Collected data entries:
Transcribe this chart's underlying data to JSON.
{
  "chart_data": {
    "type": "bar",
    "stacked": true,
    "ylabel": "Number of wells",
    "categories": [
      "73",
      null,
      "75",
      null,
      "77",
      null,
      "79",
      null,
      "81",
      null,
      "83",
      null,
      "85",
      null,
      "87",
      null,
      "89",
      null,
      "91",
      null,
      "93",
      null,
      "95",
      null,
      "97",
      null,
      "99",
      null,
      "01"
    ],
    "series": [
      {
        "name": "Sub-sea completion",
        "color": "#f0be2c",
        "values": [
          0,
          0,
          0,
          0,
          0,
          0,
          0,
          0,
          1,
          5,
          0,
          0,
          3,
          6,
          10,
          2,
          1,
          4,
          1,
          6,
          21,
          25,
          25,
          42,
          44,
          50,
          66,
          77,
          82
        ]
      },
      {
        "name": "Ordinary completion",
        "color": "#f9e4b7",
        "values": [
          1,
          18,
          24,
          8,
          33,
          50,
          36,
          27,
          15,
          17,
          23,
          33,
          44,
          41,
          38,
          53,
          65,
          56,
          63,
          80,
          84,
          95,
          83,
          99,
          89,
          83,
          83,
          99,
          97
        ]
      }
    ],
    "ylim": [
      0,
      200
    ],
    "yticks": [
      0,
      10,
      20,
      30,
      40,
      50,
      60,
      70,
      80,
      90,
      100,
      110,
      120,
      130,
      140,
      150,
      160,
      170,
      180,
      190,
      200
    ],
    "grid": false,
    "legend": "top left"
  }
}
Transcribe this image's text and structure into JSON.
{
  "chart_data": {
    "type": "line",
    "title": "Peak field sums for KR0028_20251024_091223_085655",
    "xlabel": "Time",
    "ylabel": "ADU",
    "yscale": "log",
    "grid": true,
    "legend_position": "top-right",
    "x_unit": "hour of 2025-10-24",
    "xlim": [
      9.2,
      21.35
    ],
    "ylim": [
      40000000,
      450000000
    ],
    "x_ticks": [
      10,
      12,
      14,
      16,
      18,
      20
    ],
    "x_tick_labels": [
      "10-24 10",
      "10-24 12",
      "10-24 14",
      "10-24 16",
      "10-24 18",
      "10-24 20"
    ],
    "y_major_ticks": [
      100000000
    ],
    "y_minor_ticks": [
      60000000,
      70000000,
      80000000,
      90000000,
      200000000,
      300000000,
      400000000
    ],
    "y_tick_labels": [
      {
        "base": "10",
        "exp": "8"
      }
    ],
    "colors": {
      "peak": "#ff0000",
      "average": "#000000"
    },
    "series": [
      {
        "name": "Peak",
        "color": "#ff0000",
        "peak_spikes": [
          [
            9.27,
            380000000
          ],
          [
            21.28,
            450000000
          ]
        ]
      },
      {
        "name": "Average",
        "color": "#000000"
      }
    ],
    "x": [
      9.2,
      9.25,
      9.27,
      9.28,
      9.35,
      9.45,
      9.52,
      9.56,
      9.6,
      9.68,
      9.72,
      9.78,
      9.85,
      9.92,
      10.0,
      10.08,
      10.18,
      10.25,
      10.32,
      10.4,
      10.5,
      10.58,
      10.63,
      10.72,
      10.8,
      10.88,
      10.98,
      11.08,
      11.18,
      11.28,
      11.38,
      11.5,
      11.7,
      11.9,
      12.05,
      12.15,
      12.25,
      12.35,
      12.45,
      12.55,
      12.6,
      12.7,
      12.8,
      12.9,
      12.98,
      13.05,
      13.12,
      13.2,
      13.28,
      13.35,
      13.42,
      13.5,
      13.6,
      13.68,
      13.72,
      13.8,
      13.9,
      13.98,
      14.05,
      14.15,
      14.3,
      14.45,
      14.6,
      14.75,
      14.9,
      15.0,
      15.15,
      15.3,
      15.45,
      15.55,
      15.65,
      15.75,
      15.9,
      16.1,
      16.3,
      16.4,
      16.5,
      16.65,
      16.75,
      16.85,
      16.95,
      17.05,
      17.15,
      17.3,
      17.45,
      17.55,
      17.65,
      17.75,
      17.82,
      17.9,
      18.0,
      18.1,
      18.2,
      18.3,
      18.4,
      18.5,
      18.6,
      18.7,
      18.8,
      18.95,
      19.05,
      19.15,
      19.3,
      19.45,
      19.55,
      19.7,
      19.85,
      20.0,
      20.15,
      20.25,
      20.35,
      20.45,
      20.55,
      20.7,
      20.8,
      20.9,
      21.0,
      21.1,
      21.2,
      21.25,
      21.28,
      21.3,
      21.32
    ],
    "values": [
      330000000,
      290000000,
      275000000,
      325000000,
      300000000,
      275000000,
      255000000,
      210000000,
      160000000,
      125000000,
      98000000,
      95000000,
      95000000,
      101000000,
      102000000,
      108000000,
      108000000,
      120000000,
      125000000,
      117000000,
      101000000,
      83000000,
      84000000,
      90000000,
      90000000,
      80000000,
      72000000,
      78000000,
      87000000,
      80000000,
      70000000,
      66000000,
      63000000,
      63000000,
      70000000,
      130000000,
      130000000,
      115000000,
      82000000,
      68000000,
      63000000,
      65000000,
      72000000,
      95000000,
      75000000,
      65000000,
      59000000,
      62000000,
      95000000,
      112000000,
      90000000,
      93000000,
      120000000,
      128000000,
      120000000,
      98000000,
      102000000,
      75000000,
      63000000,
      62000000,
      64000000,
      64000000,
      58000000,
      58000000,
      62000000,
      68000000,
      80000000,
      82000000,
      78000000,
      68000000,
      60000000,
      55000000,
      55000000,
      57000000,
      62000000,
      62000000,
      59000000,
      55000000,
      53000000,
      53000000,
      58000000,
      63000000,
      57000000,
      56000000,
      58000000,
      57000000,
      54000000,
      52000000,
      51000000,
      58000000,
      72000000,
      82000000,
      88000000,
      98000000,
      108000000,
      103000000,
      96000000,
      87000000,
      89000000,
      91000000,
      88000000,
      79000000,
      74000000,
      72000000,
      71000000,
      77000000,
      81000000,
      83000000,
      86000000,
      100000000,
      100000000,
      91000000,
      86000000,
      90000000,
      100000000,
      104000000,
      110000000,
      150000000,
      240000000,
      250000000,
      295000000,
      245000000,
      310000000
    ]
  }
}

§ **STATED GOAL**
Scan the material for lines with the word "Transcribe", and copy each line you find.

§ **THE REPLY**
Transcribe this chart's underlying data to JSON.
Transcribe this image's text and structure into JSON.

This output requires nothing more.